# [Job]
Wherever a line in the data below holds "xaml", copy that line.
-- begin Rows --
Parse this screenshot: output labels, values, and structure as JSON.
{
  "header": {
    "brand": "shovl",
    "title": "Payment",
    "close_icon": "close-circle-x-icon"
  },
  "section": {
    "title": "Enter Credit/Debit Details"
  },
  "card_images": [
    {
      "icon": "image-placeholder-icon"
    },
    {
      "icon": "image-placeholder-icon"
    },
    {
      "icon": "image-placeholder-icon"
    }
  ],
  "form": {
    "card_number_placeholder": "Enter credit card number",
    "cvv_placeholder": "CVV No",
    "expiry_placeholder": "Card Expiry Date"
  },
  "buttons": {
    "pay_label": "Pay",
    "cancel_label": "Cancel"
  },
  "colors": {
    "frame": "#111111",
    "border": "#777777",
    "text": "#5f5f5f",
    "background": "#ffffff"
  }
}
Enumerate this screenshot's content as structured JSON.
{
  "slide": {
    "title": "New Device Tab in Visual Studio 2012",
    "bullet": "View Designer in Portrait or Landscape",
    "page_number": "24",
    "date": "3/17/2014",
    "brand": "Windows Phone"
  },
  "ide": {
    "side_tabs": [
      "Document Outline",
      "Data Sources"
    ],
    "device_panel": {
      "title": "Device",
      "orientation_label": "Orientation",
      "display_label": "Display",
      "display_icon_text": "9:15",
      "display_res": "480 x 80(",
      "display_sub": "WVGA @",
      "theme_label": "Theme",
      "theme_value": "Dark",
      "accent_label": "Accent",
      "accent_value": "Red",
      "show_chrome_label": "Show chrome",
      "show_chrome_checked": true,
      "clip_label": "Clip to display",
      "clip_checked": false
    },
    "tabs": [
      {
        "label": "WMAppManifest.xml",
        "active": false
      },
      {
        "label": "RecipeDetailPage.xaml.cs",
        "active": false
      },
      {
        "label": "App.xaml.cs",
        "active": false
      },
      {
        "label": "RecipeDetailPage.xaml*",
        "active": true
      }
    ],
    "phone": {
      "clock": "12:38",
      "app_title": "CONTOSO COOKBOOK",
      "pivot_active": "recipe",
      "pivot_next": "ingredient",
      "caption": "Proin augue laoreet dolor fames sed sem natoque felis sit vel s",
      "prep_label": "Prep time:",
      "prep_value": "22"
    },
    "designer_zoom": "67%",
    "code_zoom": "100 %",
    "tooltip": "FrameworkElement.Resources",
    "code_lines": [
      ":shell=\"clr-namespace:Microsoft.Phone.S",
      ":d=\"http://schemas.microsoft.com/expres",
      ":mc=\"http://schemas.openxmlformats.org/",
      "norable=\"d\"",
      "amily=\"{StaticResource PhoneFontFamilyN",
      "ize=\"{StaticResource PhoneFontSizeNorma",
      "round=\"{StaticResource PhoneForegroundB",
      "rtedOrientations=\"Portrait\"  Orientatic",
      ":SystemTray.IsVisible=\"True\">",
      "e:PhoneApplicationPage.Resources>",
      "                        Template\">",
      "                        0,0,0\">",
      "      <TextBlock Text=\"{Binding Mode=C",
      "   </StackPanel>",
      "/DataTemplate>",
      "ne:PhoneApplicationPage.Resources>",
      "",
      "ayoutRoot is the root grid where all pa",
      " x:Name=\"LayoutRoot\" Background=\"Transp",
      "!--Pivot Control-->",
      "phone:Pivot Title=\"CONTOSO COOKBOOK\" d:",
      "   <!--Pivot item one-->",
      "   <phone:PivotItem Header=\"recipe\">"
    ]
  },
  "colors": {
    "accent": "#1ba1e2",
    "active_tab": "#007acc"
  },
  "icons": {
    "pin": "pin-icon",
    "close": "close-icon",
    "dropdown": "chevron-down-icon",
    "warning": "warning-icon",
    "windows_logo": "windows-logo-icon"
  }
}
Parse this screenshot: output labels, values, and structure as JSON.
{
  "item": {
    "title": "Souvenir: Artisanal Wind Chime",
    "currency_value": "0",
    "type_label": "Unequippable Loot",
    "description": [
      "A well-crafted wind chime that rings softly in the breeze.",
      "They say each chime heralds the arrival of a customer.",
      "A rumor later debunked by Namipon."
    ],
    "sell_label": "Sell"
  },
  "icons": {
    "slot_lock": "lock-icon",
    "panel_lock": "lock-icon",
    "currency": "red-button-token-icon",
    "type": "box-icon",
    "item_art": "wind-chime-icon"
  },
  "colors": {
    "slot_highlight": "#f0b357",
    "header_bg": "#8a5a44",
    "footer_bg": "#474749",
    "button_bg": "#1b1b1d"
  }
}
-- end Rows --
# [Answer to this task]
        "label": "RecipeDetailPage.xaml.cs",
        "label": "App.xaml.cs",
        "label": "RecipeDetailPage.xaml*",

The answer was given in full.